AIM:
Write out each record again exactly as it stands.

ENTRIES:
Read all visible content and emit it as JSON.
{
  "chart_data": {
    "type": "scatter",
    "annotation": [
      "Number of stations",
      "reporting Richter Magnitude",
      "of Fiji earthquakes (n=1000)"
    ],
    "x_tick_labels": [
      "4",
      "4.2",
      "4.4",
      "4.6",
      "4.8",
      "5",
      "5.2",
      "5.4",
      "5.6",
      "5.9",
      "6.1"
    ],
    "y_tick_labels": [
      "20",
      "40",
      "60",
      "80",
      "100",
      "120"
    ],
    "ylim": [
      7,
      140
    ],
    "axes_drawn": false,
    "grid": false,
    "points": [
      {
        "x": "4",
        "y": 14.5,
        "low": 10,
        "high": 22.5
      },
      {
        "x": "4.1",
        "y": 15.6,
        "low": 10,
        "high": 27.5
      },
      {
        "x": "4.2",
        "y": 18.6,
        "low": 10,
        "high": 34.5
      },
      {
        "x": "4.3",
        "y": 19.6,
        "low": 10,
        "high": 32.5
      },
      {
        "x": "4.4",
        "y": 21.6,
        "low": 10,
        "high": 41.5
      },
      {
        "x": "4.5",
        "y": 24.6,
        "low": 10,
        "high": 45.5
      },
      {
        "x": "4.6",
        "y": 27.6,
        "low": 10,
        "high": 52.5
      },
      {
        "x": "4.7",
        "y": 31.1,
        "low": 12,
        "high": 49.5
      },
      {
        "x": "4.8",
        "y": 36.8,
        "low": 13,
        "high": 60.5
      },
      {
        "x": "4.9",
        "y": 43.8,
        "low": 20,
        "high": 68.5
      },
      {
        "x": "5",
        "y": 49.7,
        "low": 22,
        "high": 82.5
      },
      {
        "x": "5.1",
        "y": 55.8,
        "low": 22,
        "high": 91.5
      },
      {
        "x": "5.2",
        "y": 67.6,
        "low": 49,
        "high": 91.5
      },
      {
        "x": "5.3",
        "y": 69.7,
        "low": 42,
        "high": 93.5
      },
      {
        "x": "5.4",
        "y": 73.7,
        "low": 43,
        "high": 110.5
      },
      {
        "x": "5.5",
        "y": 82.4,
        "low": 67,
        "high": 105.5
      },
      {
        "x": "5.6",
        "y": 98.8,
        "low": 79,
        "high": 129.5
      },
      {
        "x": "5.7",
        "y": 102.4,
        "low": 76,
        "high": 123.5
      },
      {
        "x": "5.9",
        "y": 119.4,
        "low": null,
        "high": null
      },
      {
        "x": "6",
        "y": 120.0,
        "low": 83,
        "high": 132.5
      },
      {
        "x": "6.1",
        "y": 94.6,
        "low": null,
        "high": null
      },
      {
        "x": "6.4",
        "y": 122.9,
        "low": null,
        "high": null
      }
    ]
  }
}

TASK OUTPUT:
Read all visible content and emit it as JSON.
{
  "chart_data": {
    "type": "scatter",
    "annotation": [
      "Number of stations",
      "reporting Richter Magnitude",
      "of Fiji earthquakes (n=1000)"
    ],
    "x_tick_labels": [
      "4",
      "4.2",
      "4.4",
      "4.6",
      "4.8",
      "5",
      "5.2",
      "5.4",
      "5.6",
      "5.9",
      "6.1"
    ],
    "y_tick_labels": [
      "20",
      "40",
      "60",
      "80",
      "100",
      "120"
    ],
    "ylim": [
      7,
      140
    ],
    "axes_drawn": false,
    "grid": false,
    "points": [
      {
        "x": "4",
        "y": 14.5,
        "low": 10,
        "high": 22.5
      },
      {
        "x": "4.1",
        "y": 15.6,
        "low": 10,
        "high": 27.5
      },
      {
        "x": "4.2",
        "y": 18.6,
        "low": 10,
        "high": 34.5
      },
      {
        "x": "4.3",
        "y": 19.6,
        "low": 10,
        "high": 32.5
      },
      {
        "x": "4.4",
        "y": 21.6,
        "low": 10,
        "high": 41.5
      },
      {
        "x": "4.5",
        "y": 24.6,
        "low": 10,
        "high": 45.5
      },
      {
        "x": "4.6",
        "y": 27.6,
        "low": 10,
        "high": 52.5
      },
      {
        "x": "4.7",
        "y": 31.1,
        "low": 12,
        "high": 49.5
      },
      {
        "x": "4.8",
        "y": 36.8,
        "low": 13,
        "high": 60.5
      },
      {
        "x": "4.9",
        "y": 43.8,
        "low": 20,
        "high": 68.5
      },
      {
        "x": "5",
        "y": 49.7,
        "low": 22,
        "high": 82.5
      },
      {
        "x": "5.1",
        "y": 55.8,
        "low": 22,
        "high": 91.5
      },
      {
        "x": "5.2",
        "y": 67.6,
        "low": 49,
        "high": 91.5
      },
      {
        "x": "5.3",
        "y": 69.7,
        "low": 42,
        "high": 93.5
      },
      {
        "x": "5.4",
        "y": 73.7,
        "low": 43,
        "high": 110.5
      },
      {
        "x": "5.5",
        "y": 82.4,
        "low": 67,
        "high": 105.5
      },
      {
        "x": "5.6",
        "y": 98.8,
        "low": 79,
        "high": 129.5
      },
      {
        "x": "5.7",
        "y": 102.4,
        "low": 76,
        "high": 123.5
      },
      {
        "x": "5.9",
        "y": 119.4,
        "low": null,
        "high": null
      },
      {
        "x": "6",
        "y": 120.0,
        "low": 83,
        "high": 132.5
      },
      {
        "x": "6.1",
        "y": 94.6,
        "low": null,
        "high": null
      },
      {
        "x": "6.4",
        "y": 122.9,
        "low": null,
        "high": null
      }
    ]
  }
}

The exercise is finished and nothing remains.